» TASK DETAILS
Transcribe all the entries word for word, omitting any pictures they contain.

» PROVIDED ENTRIES
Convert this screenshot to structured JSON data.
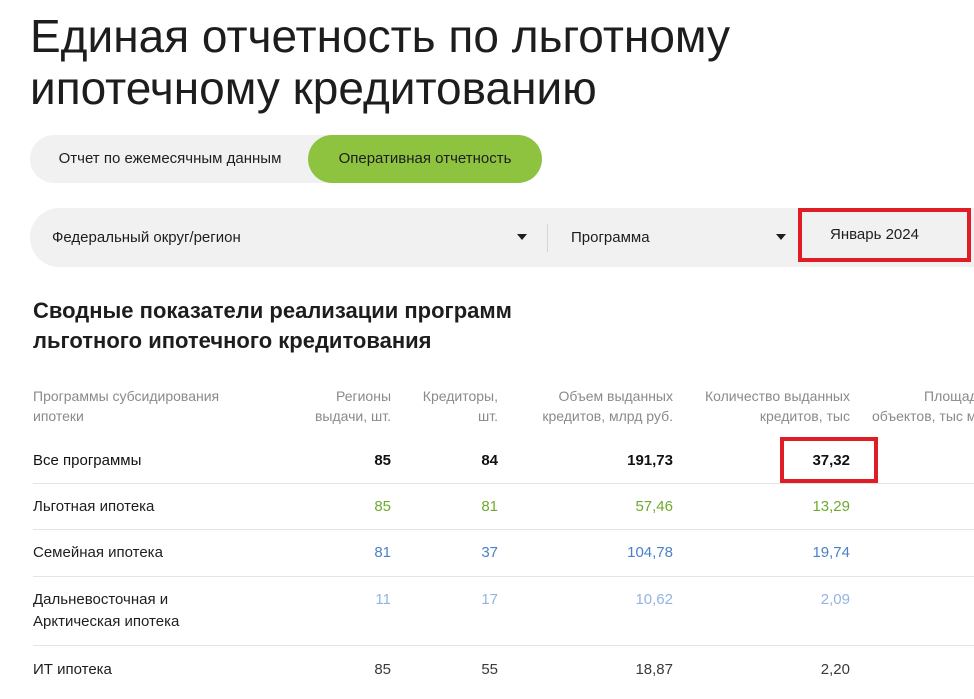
{
  "page": {
    "title_line1": "Единая отчетность по льготному",
    "title_line2": "ипотечному кредитованию"
  },
  "tabs": [
    {
      "label": "Отчет по ежемесячным данным",
      "active": false
    },
    {
      "label": "Оперативная отчетность",
      "active": true
    }
  ],
  "filters": {
    "region": "Федеральный округ/регион",
    "program": "Программа",
    "period": "Январь 2024"
  },
  "section": {
    "title_line1": "Сводные показатели реализации программ",
    "title_line2": "льготного ипотечного кредитования"
  },
  "table": {
    "headers": {
      "name": [
        "Программы субсидирования",
        "ипотеки"
      ],
      "regions": [
        "Регионы",
        "выдачи, шт."
      ],
      "creditors": [
        "Кредиторы,",
        "шт."
      ],
      "volume": [
        "Объем выданных",
        "кредитов, млрд руб."
      ],
      "count": [
        "Количество выданных",
        "кредитов, тыс"
      ],
      "area": [
        "Площад",
        "объектов, тыс м"
      ]
    },
    "rows": [
      {
        "name": "Все программы",
        "regions": "85",
        "creditors": "84",
        "volume": "191,73",
        "count": "37,32"
      },
      {
        "name": "Льготная ипотека",
        "regions": "85",
        "creditors": "81",
        "volume": "57,46",
        "count": "13,29"
      },
      {
        "name": "Семейная ипотека",
        "regions": "81",
        "creditors": "37",
        "volume": "104,78",
        "count": "19,74"
      },
      {
        "name_line1": "Дальневосточная и",
        "name_line2": "Арктическая ипотека",
        "regions": "11",
        "creditors": "17",
        "volume": "10,62",
        "count": "2,09"
      },
      {
        "name": "ИТ ипотека",
        "regions": "85",
        "creditors": "55",
        "volume": "18,87",
        "count": "2,20"
      }
    ]
  },
  "colors": {
    "accent_green": "#8ec33f",
    "highlight_red": "#e01d25",
    "value_green": "#6faa2d",
    "value_blue": "#4a80c8",
    "value_lightblue": "#93b4e3"
  }
}
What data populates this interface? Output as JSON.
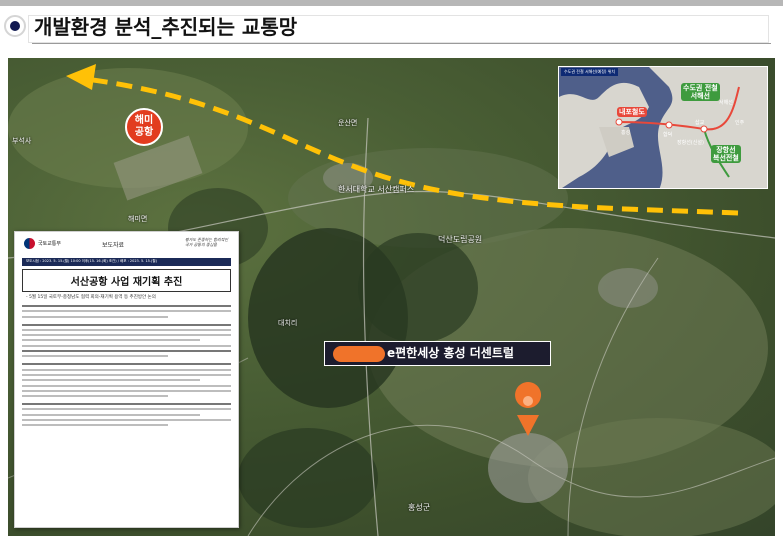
{
  "header": {
    "title": "개발환경 분석_추진되는 교통망"
  },
  "labels": {
    "airport": "해미\n공항",
    "site": "e편한세상 홍성 더센트럴"
  },
  "document": {
    "ministry": "국토교통부",
    "doctype": "보도자료",
    "slogan": "평가도 존중하는 합리적인 국가 공동의 중심을",
    "dateline": "보도시점 : 2023. 5. 15.(월) 10:00 이후(15. 16.(화) 조간) / 배포 : 2023. 5. 15.(월)",
    "title": "서산공항 사업 재기획 추진",
    "subtitle": "- 5월 15일 국토부-충청남도 협력 회의-재기획 용역 등 추진방안 논의"
  },
  "map_places": [
    {
      "label": "해미면",
      "name": "place-haemi"
    },
    {
      "label": "부석사",
      "name": "place-buseoksa"
    },
    {
      "label": "한서대학교 서산캠퍼스",
      "name": "place-hanseo-univ"
    },
    {
      "label": "덕산도립공원",
      "name": "place-deoksan-park"
    },
    {
      "label": "홍성군",
      "name": "place-hongseong"
    },
    {
      "label": "대치리",
      "name": "place-daechi"
    },
    {
      "label": "운산면",
      "name": "place-unsan"
    }
  ],
  "inset": {
    "legend": "수도권 전철 서해선(예정) 위치",
    "tags": [
      {
        "label": "내포철도",
        "color": "#e8483a"
      },
      {
        "label": "수도권 전철\n서해선",
        "color": "#3e9b3e"
      },
      {
        "label": "장항선\n복선전철",
        "color": "#3e9b3e"
      }
    ],
    "labels": [
      "홍성",
      "삽교",
      "합덕",
      "인주",
      "장항선(신설)",
      "서해선"
    ]
  },
  "colors": {
    "route": "#ffc107",
    "airport_badge": "#e23c1f",
    "site_marker": "#f0732a",
    "header_bullet": "#101850"
  }
}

» EXERCISE RESULT
Convert this screenshot to structured JSON data.
{
  "page": {
    "title_line1": "Единая отчетность по льготному",
    "title_line2": "ипотечному кредитованию"
  },
  "tabs": [
    {
      "label": "Отчет по ежемесячным данным",
      "active": false
    },
    {
      "label": "Оперативная отчетность",
      "active": true
    }
  ],
  "filters": {
    "region": "Федеральный округ/регион",
    "program": "Программа",
    "period": "Январь 2024"
  },
  "section": {
    "title_line1": "Сводные показатели реализации программ",
    "title_line2": "льготного ипотечного кредитования"
  },
  "table": {
    "headers": {
      "name": [
        "Программы субсидирования",
        "ипотеки"
      ],
      "regions": [
        "Регионы",
        "выдачи, шт."
      ],
      "creditors": [
        "Кредиторы,",
        "шт."
      ],
      "volume": [
        "Объем выданных",
        "кредитов, млрд руб."
      ],
      "count": [
        "Количество выданных",
        "кредитов, тыс"
      ],
      "area": [
        "Площад",
        "объектов, тыс м"
      ]
    },
    "rows": [
      {
        "name": "Все программы",
        "regions": "85",
        "creditors": "84",
        "volume": "191,73",
        "count": "37,32"
      },
      {
        "name": "Льготная ипотека",
        "regions": "85",
        "creditors": "81",
        "volume": "57,46",
        "count": "13,29"
      },
      {
        "name": "Семейная ипотека",
        "regions": "81",
        "creditors": "37",
        "volume": "104,78",
        "count": "19,74"
      },
      {
        "name_line1": "Дальневосточная и",
        "name_line2": "Арктическая ипотека",
        "regions": "11",
        "creditors": "17",
        "volume": "10,62",
        "count": "2,09"
      },
      {
        "name": "ИТ ипотека",
        "regions": "85",
        "creditors": "55",
        "volume": "18,87",
        "count": "2,20"
      }
    ]
  },
  "colors": {
    "accent_green": "#8ec33f",
    "highlight_red": "#e01d25",
    "value_green": "#6faa2d",
    "value_blue": "#4a80c8",
    "value_lightblue": "#93b4e3"
  }
}
What data populates this interface? Output as JSON.
{
  "header": {
    "title": "개발환경 분석_추진되는 교통망"
  },
  "labels": {
    "airport": "해미\n공항",
    "site": "e편한세상 홍성 더센트럴"
  },
  "document": {
    "ministry": "국토교통부",
    "doctype": "보도자료",
    "slogan": "평가도 존중하는 합리적인 국가 공동의 중심을",
    "dateline": "보도시점 : 2023. 5. 15.(월) 10:00 이후(15. 16.(화) 조간) / 배포 : 2023. 5. 15.(월)",
    "title": "서산공항 사업 재기획 추진",
    "subtitle": "- 5월 15일 국토부-충청남도 협력 회의-재기획 용역 등 추진방안 논의"
  },
  "map_places": [
    {
      "label": "해미면",
      "name": "place-haemi"
    },
    {
      "label": "부석사",
      "name": "place-buseoksa"
    },
    {
      "label": "한서대학교 서산캠퍼스",
      "name": "place-hanseo-univ"
    },
    {
      "label": "덕산도립공원",
      "name": "place-deoksan-park"
    },
    {
      "label": "홍성군",
      "name": "place-hongseong"
    },
    {
      "label": "대치리",
      "name": "place-daechi"
    },
    {
      "label": "운산면",
      "name": "place-unsan"
    }
  ],
  "inset": {
    "legend": "수도권 전철 서해선(예정) 위치",
    "tags": [
      {
        "label": "내포철도",
        "color": "#e8483a"
      },
      {
        "label": "수도권 전철\n서해선",
        "color": "#3e9b3e"
      },
      {
        "label": "장항선\n복선전철",
        "color": "#3e9b3e"
      }
    ],
    "labels": [
      "홍성",
      "삽교",
      "합덕",
      "인주",
      "장항선(신설)",
      "서해선"
    ]
  },
  "colors": {
    "route": "#ffc107",
    "airport_badge": "#e23c1f",
    "site_marker": "#f0732a",
    "header_bullet": "#101850"
  }
}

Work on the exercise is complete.